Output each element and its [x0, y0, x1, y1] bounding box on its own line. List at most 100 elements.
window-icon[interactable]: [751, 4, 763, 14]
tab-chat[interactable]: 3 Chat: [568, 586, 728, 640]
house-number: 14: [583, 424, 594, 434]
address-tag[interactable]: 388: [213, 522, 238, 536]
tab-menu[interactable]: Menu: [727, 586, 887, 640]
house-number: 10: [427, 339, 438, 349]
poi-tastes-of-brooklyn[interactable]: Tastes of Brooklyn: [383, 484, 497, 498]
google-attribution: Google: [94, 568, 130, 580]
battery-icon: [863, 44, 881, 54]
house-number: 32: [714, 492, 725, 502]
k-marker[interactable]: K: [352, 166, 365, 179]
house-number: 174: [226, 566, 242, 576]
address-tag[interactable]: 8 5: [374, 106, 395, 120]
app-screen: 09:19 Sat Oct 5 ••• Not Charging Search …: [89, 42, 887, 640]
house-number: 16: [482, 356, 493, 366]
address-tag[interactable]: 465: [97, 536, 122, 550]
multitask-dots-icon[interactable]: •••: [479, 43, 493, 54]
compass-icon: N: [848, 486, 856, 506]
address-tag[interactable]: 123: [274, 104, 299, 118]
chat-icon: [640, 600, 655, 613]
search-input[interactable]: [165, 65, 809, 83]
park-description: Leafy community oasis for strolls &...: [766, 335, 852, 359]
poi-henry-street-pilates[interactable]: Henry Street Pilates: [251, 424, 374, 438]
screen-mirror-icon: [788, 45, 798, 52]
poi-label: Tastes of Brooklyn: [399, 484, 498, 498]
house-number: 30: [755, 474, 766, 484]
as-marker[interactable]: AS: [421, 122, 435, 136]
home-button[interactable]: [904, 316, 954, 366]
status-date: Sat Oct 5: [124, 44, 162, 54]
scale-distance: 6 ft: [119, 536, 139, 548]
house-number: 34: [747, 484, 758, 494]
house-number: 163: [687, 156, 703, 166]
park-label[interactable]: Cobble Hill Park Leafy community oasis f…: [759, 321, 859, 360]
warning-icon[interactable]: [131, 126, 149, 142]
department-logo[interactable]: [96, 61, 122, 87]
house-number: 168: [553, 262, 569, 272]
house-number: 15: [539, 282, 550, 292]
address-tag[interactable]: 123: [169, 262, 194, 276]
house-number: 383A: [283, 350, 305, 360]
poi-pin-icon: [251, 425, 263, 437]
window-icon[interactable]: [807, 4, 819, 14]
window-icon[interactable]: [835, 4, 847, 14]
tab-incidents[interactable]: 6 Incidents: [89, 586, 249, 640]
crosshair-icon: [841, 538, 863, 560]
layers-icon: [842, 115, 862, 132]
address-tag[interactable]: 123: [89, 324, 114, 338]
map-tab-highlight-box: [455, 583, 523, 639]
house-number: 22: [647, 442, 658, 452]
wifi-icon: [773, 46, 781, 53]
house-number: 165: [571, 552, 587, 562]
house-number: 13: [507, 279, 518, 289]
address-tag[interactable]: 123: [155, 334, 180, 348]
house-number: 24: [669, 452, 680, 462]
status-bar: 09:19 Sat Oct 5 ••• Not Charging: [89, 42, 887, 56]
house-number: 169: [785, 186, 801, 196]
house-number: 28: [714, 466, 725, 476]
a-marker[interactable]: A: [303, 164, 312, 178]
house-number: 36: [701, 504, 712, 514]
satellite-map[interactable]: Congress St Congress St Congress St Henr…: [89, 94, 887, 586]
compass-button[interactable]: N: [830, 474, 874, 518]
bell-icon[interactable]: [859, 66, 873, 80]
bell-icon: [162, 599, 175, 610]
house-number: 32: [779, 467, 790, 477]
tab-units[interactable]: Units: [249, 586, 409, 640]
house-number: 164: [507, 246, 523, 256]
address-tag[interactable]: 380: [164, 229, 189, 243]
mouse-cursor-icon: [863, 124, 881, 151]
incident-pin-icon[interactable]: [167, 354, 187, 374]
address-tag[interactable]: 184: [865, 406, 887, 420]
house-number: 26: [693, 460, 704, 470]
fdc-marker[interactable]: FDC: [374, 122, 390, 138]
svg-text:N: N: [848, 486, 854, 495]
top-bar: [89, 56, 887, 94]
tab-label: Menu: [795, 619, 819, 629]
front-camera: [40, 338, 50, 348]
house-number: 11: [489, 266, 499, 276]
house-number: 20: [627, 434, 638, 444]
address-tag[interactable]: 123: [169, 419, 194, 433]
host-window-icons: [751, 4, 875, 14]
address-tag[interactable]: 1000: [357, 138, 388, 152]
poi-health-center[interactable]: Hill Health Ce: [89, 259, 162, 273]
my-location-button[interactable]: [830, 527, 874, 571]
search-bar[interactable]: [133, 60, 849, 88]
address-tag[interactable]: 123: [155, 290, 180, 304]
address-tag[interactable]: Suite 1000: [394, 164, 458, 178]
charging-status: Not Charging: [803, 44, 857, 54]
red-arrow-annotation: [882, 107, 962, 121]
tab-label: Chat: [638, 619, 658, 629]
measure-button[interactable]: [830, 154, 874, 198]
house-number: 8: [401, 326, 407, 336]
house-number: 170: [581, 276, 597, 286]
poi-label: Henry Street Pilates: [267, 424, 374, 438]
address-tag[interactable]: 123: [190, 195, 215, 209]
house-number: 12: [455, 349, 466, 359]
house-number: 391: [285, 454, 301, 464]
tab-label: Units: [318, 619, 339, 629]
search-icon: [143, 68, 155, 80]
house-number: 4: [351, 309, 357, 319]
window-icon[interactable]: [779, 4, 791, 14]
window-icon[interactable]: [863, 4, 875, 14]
+++++
* **SET EXERCISE**
Copy every line of the records above word for word, with nothing added or left out.

* **EXERCISE RESPONSE**
Output each element and its [x0, y0, x1, y1] bounding box on its own line. List at most 100 elements.
window-icon[interactable]: [751, 4, 763, 14]
tab-chat[interactable]: 3 Chat: [568, 586, 728, 640]
house-number: 14: [583, 424, 594, 434]
address-tag[interactable]: 388: [213, 522, 238, 536]
tab-menu[interactable]: Menu: [727, 586, 887, 640]
house-number: 10: [427, 339, 438, 349]
poi-tastes-of-brooklyn[interactable]: Tastes of Brooklyn: [383, 484, 497, 498]
google-attribution: Google: [94, 568, 130, 580]
battery-icon: [863, 44, 881, 54]
house-number: 32: [714, 492, 725, 502]
k-marker[interactable]: K: [352, 166, 365, 179]
house-number: 174: [226, 566, 242, 576]
address-tag[interactable]: 8 5: [374, 106, 395, 120]
app-screen: 09:19 Sat Oct 5 ••• Not Charging Search …: [89, 42, 887, 640]
house-number: 16: [482, 356, 493, 366]
address-tag[interactable]: 465: [97, 536, 122, 550]
multitask-dots-icon[interactable]: •••: [479, 43, 493, 54]
compass-icon: N: [848, 486, 856, 506]
address-tag[interactable]: 123: [274, 104, 299, 118]
chat-icon: [640, 600, 655, 613]
search-input[interactable]: [165, 65, 809, 83]
park-description: Leafy community oasis for strolls &...: [766, 335, 852, 359]
poi-henry-street-pilates[interactable]: Henry Street Pilates: [251, 424, 374, 438]
screen-mirror-icon: [788, 45, 798, 52]
poi-label: Tastes of Brooklyn: [399, 484, 498, 498]
house-number: 30: [755, 474, 766, 484]
as-marker[interactable]: AS: [421, 122, 435, 136]
home-button[interactable]: [904, 316, 954, 366]
status-date: Sat Oct 5: [124, 44, 162, 54]
scale-distance: 6 ft: [119, 536, 139, 548]
house-number: 34: [747, 484, 758, 494]
house-number: 163: [687, 156, 703, 166]
park-label[interactable]: Cobble Hill Park Leafy community oasis f…: [759, 321, 859, 360]
warning-icon[interactable]: [131, 126, 149, 142]
department-logo[interactable]: [96, 61, 122, 87]
house-number: 168: [553, 262, 569, 272]
house-number: 15: [539, 282, 550, 292]
address-tag[interactable]: 123: [169, 262, 194, 276]
house-number: 383A: [283, 350, 305, 360]
poi-pin-icon: [251, 425, 263, 437]
window-icon[interactable]: [807, 4, 819, 14]
window-icon[interactable]: [835, 4, 847, 14]
tab-incidents[interactable]: 6 Incidents: [89, 586, 249, 640]
crosshair-icon: [841, 538, 863, 560]
layers-icon: [842, 115, 862, 132]
address-tag[interactable]: 123: [89, 324, 114, 338]
map-tab-highlight-box: [455, 583, 523, 639]
house-number: 22: [647, 442, 658, 452]
wifi-icon: [773, 46, 781, 53]
house-number: 165: [571, 552, 587, 562]
house-number: 13: [507, 279, 518, 289]
address-tag[interactable]: 123: [155, 334, 180, 348]
house-number: 24: [669, 452, 680, 462]
status-bar: 09:19 Sat Oct 5 ••• Not Charging: [89, 42, 887, 56]
house-number: 169: [785, 186, 801, 196]
house-number: 28: [714, 466, 725, 476]
a-marker[interactable]: A: [303, 164, 312, 178]
house-number: 36: [701, 504, 712, 514]
satellite-map[interactable]: Congress St Congress St Congress St Henr…: [89, 94, 887, 586]
compass-button[interactable]: N: [830, 474, 874, 518]
bell-icon[interactable]: [859, 66, 873, 80]
bell-icon: [162, 599, 175, 610]
house-number: 32: [779, 467, 790, 477]
tab-units[interactable]: Units: [249, 586, 409, 640]
house-number: 164: [507, 246, 523, 256]
address-tag[interactable]: 380: [164, 229, 189, 243]
mouse-cursor-icon: [863, 124, 881, 151]
incident-pin-icon[interactable]: [167, 354, 187, 374]
address-tag[interactable]: 184: [865, 406, 887, 420]
house-number: 26: [693, 460, 704, 470]
fdc-marker[interactable]: FDC: [374, 122, 390, 138]
svg-text:N: N: [848, 486, 854, 495]
top-bar: [89, 56, 887, 94]
tab-label: Menu: [795, 619, 819, 629]
front-camera: [40, 338, 50, 348]
house-number: 11: [489, 266, 499, 276]
house-number: 20: [627, 434, 638, 444]
address-tag[interactable]: 123: [169, 419, 194, 433]
host-window-icons: [751, 4, 875, 14]
address-tag[interactable]: 1000: [357, 138, 388, 152]
poi-health-center[interactable]: Hill Health Ce: [89, 259, 162, 273]
my-location-button[interactable]: [830, 527, 874, 571]
search-bar[interactable]: [133, 60, 849, 88]
address-tag[interactable]: 123: [155, 290, 180, 304]
address-tag[interactable]: Suite 1000: [394, 164, 458, 178]
charging-status: Not Charging: [803, 44, 857, 54]
red-arrow-annotation: [882, 107, 962, 121]
tab-label: Chat: [638, 619, 658, 629]
measure-button[interactable]: [830, 154, 874, 198]
house-number: 8: [401, 326, 407, 336]
house-number: 170: [581, 276, 597, 286]
poi-label: Henry Street Pilates: [267, 424, 374, 438]
address-tag[interactable]: 123: [190, 195, 215, 209]
house-number: 12: [455, 349, 466, 359]
house-number: 391: [285, 454, 301, 464]
tab-label: Units: [318, 619, 339, 629]
search-icon: [143, 68, 155, 80]
house-number: 4: [351, 309, 357, 319]
window-icon[interactable]: [779, 4, 791, 14]
window-icon[interactable]: [863, 4, 875, 14]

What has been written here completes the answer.